◆ **A block of data**:

════════

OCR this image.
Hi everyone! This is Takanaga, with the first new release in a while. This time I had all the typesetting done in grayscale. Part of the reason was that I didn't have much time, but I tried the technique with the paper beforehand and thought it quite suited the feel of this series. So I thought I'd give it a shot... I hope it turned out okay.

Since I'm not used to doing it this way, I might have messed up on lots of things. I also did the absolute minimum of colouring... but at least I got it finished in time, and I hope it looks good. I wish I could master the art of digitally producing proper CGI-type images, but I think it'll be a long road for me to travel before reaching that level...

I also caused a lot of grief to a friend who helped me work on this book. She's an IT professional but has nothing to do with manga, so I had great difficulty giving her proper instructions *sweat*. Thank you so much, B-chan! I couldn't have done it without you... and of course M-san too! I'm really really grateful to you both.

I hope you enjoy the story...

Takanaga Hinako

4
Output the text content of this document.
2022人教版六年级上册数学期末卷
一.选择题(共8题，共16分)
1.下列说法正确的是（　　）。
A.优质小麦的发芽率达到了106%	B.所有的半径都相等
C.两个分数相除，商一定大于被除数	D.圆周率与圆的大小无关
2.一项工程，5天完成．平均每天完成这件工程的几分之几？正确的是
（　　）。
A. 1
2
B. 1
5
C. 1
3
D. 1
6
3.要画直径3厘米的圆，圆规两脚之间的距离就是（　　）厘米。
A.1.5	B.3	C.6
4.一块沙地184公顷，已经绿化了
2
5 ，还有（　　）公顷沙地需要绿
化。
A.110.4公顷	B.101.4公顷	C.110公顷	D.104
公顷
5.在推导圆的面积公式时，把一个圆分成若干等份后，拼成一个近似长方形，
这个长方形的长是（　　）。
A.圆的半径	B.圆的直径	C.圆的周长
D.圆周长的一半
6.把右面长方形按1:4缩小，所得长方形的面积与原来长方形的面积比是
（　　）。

════════

◆ **DO THIS**: Produce an exact copy of every entry above.

◆ **THE OUTPUT**:
OCR this image.
Hi everyone! This is Takanaga, with the first new release in a while. This time I had all the typesetting done in grayscale. Part of the reason was that I didn't have much time, but I tried the technique with the paper beforehand and thought it quite suited the feel of this series. So I thought I'd give it a shot... I hope it turned out okay.

Since I'm not used to doing it this way, I might have messed up on lots of things. I also did the absolute minimum of colouring... but at least I got it finished in time, and I hope it looks good. I wish I could master the art of digitally producing proper CGI-type images, but I think it'll be a long road for me to travel before reaching that level...

I also caused a lot of grief to a friend who helped me work on this book. She's an IT professional but has nothing to do with manga, so I had great difficulty giving her proper instructions *sweat*. Thank you so much, B-chan! I couldn't have done it without you... and of course M-san too! I'm really really grateful to you both.

I hope you enjoy the story...

Takanaga Hinako

4
Output the text content of this document.
2022人教版六年级上册数学期末卷
一.选择题(共8题，共16分)
1.下列说法正确的是（　　）。
A.优质小麦的发芽率达到了106%	B.所有的半径都相等
C.两个分数相除，商一定大于被除数	D.圆周率与圆的大小无关
2.一项工程，5天完成．平均每天完成这件工程的几分之几？正确的是
（　　）。
A. 1
2
B. 1
5
C. 1
3
D. 1
6
3.要画直径3厘米的圆，圆规两脚之间的距离就是（　　）厘米。
A.1.5	B.3	C.6
4.一块沙地184公顷，已经绿化了
2
5 ，还有（　　）公顷沙地需要绿
化。
A.110.4公顷	B.101.4公顷	C.110公顷	D.104
公顷
5.在推导圆的面积公式时，把一个圆分成若干等份后，拼成一个近似长方形，
这个长方形的长是（　　）。
A.圆的半径	B.圆的直径	C.圆的周长
D.圆周长的一半
6.把右面长方形按1:4缩小，所得长方形的面积与原来长方形的面积比是
（　　）。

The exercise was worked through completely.